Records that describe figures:
_____
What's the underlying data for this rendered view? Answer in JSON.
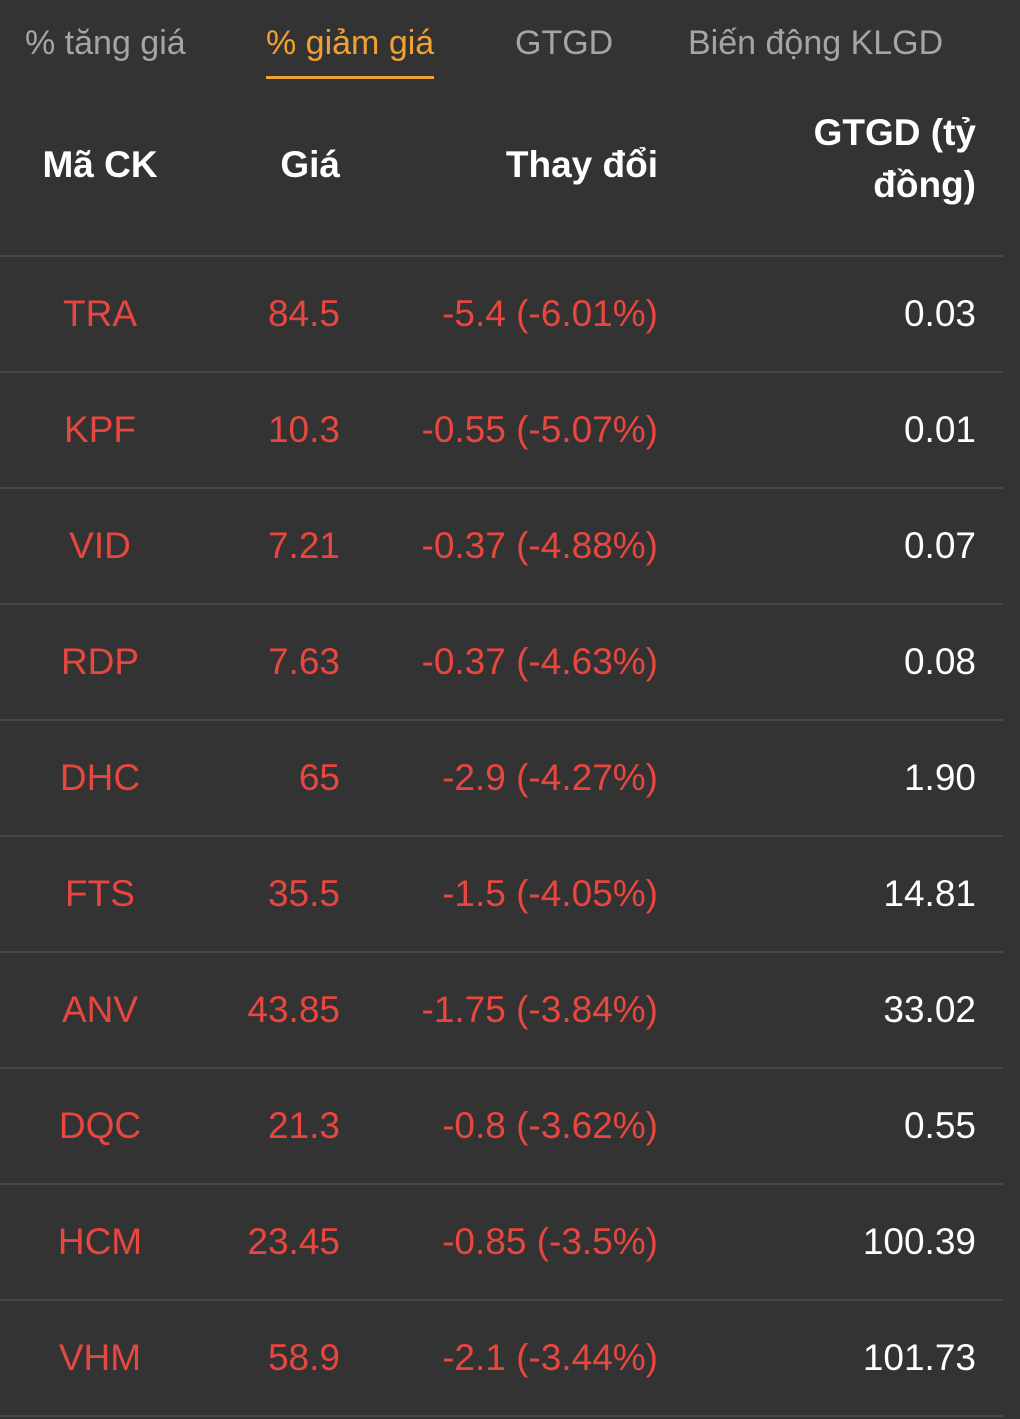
{
  "tabs": [
    {
      "label": "% tăng giá",
      "active": false
    },
    {
      "label": "% giảm giá",
      "active": true
    },
    {
      "label": "GTGD",
      "active": false
    },
    {
      "label": "Biến động KLGD",
      "active": false
    }
  ],
  "colors": {
    "background": "#333333",
    "active_tab": "#f0a035",
    "inactive_tab": "#a5a5a5",
    "decrease": "#e8473f",
    "divider": "#474747"
  },
  "table": {
    "headers": {
      "code": "Mã CK",
      "price": "Giá",
      "change": "Thay đổi",
      "value_line1": "GTGD (tỷ",
      "value_line2": "đồng)"
    },
    "rows": [
      {
        "code": "TRA",
        "price": "84.5",
        "change": "-5.4 (-6.01%)",
        "value": "0.03"
      },
      {
        "code": "KPF",
        "price": "10.3",
        "change": "-0.55 (-5.07%)",
        "value": "0.01"
      },
      {
        "code": "VID",
        "price": "7.21",
        "change": "-0.37 (-4.88%)",
        "value": "0.07"
      },
      {
        "code": "RDP",
        "price": "7.63",
        "change": "-0.37 (-4.63%)",
        "value": "0.08"
      },
      {
        "code": "DHC",
        "price": "65",
        "change": "-2.9 (-4.27%)",
        "value": "1.90"
      },
      {
        "code": "FTS",
        "price": "35.5",
        "change": "-1.5 (-4.05%)",
        "value": "14.81"
      },
      {
        "code": "ANV",
        "price": "43.85",
        "change": "-1.75 (-3.84%)",
        "value": "33.02"
      },
      {
        "code": "DQC",
        "price": "21.3",
        "change": "-0.8 (-3.62%)",
        "value": "0.55"
      },
      {
        "code": "HCM",
        "price": "23.45",
        "change": "-0.85 (-3.5%)",
        "value": "100.39"
      },
      {
        "code": "VHM",
        "price": "58.9",
        "change": "-2.1 (-3.44%)",
        "value": "101.73"
      }
    ]
  }
}
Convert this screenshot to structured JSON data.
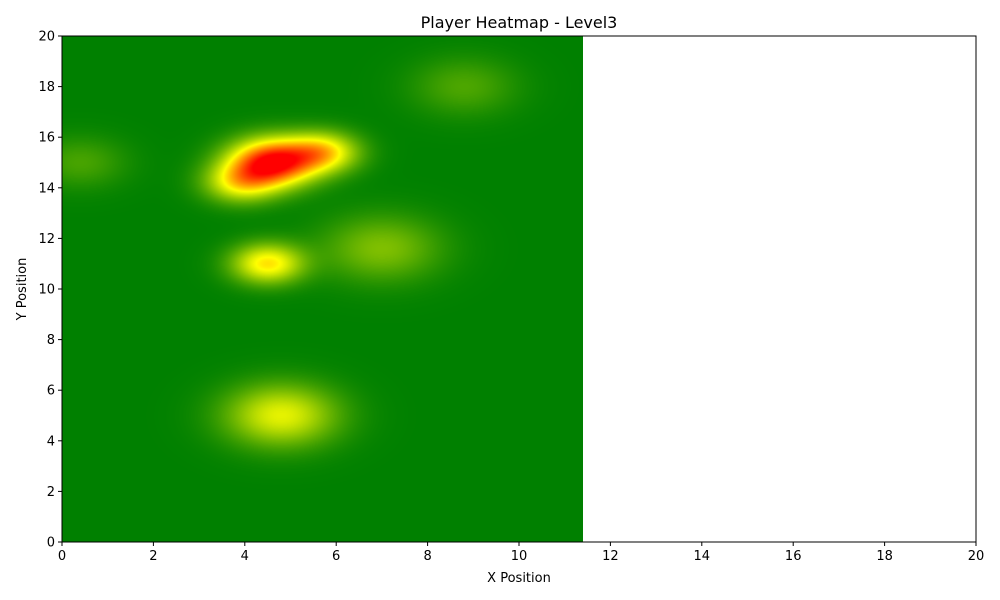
{
  "chart_data": {
    "type": "heatmap",
    "title": "Player Heatmap - Level3",
    "xlabel": "X Position",
    "ylabel": "Y Position",
    "xlim": [
      0,
      20
    ],
    "ylim": [
      0,
      20
    ],
    "xticks": [
      "0",
      "2",
      "4",
      "6",
      "8",
      "10",
      "12",
      "14",
      "16",
      "18",
      "20"
    ],
    "yticks": [
      "0",
      "2",
      "4",
      "6",
      "8",
      "10",
      "12",
      "14",
      "16",
      "18",
      "20"
    ],
    "data_extent": {
      "x": [
        0,
        11.4
      ],
      "y": [
        0,
        20
      ]
    },
    "grid": false,
    "colormap": [
      "#008000",
      "#ffff00",
      "#ff0000"
    ],
    "hotspots": [
      {
        "x": 4.6,
        "y": 15.0,
        "intensity": 1.0,
        "sigma": 0.65
      },
      {
        "x": 5.7,
        "y": 15.4,
        "intensity": 0.55,
        "sigma": 0.55
      },
      {
        "x": 3.9,
        "y": 14.2,
        "intensity": 0.45,
        "sigma": 0.55
      },
      {
        "x": 4.5,
        "y": 11.0,
        "intensity": 0.55,
        "sigma": 0.55
      },
      {
        "x": 4.8,
        "y": 5.0,
        "intensity": 0.45,
        "sigma": 0.85
      },
      {
        "x": 7.0,
        "y": 11.6,
        "intensity": 0.25,
        "sigma": 0.9
      },
      {
        "x": 8.8,
        "y": 18.0,
        "intensity": 0.15,
        "sigma": 0.8
      },
      {
        "x": 0.4,
        "y": 15.0,
        "intensity": 0.14,
        "sigma": 0.7
      }
    ]
  }
}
_____
Retype the data above exactly; pictures are not part of the copy.

FINISHED EXERCISE:
What's the underlying data for this rendered view? Answer in JSON.
{
  "tabs": [
    {
      "label": "% tăng giá",
      "active": false
    },
    {
      "label": "% giảm giá",
      "active": true
    },
    {
      "label": "GTGD",
      "active": false
    },
    {
      "label": "Biến động KLGD",
      "active": false
    }
  ],
  "colors": {
    "background": "#333333",
    "active_tab": "#f0a035",
    "inactive_tab": "#a5a5a5",
    "decrease": "#e8473f",
    "divider": "#474747"
  },
  "table": {
    "headers": {
      "code": "Mã CK",
      "price": "Giá",
      "change": "Thay đổi",
      "value_line1": "GTGD (tỷ",
      "value_line2": "đồng)"
    },
    "rows": [
      {
        "code": "TRA",
        "price": "84.5",
        "change": "-5.4 (-6.01%)",
        "value": "0.03"
      },
      {
        "code": "KPF",
        "price": "10.3",
        "change": "-0.55 (-5.07%)",
        "value": "0.01"
      },
      {
        "code": "VID",
        "price": "7.21",
        "change": "-0.37 (-4.88%)",
        "value": "0.07"
      },
      {
        "code": "RDP",
        "price": "7.63",
        "change": "-0.37 (-4.63%)",
        "value": "0.08"
      },
      {
        "code": "DHC",
        "price": "65",
        "change": "-2.9 (-4.27%)",
        "value": "1.90"
      },
      {
        "code": "FTS",
        "price": "35.5",
        "change": "-1.5 (-4.05%)",
        "value": "14.81"
      },
      {
        "code": "ANV",
        "price": "43.85",
        "change": "-1.75 (-3.84%)",
        "value": "33.02"
      },
      {
        "code": "DQC",
        "price": "21.3",
        "change": "-0.8 (-3.62%)",
        "value": "0.55"
      },
      {
        "code": "HCM",
        "price": "23.45",
        "change": "-0.85 (-3.5%)",
        "value": "100.39"
      },
      {
        "code": "VHM",
        "price": "58.9",
        "change": "-2.1 (-3.44%)",
        "value": "101.73"
      }
    ]
  }
}
Convert this screenshot to structured JSON data.
{
  "chart_data": {
    "type": "heatmap",
    "title": "Player Heatmap - Level3",
    "xlabel": "X Position",
    "ylabel": "Y Position",
    "xlim": [
      0,
      20
    ],
    "ylim": [
      0,
      20
    ],
    "xticks": [
      "0",
      "2",
      "4",
      "6",
      "8",
      "10",
      "12",
      "14",
      "16",
      "18",
      "20"
    ],
    "yticks": [
      "0",
      "2",
      "4",
      "6",
      "8",
      "10",
      "12",
      "14",
      "16",
      "18",
      "20"
    ],
    "data_extent": {
      "x": [
        0,
        11.4
      ],
      "y": [
        0,
        20
      ]
    },
    "grid": false,
    "colormap": [
      "#008000",
      "#ffff00",
      "#ff0000"
    ],
    "hotspots": [
      {
        "x": 4.6,
        "y": 15.0,
        "intensity": 1.0,
        "sigma": 0.65
      },
      {
        "x": 5.7,
        "y": 15.4,
        "intensity": 0.55,
        "sigma": 0.55
      },
      {
        "x": 3.9,
        "y": 14.2,
        "intensity": 0.45,
        "sigma": 0.55
      },
      {
        "x": 4.5,
        "y": 11.0,
        "intensity": 0.55,
        "sigma": 0.55
      },
      {
        "x": 4.8,
        "y": 5.0,
        "intensity": 0.45,
        "sigma": 0.85
      },
      {
        "x": 7.0,
        "y": 11.6,
        "intensity": 0.25,
        "sigma": 0.9
      },
      {
        "x": 8.8,
        "y": 18.0,
        "intensity": 0.15,
        "sigma": 0.8
      },
      {
        "x": 0.4,
        "y": 15.0,
        "intensity": 0.14,
        "sigma": 0.7
      }
    ]
  }
}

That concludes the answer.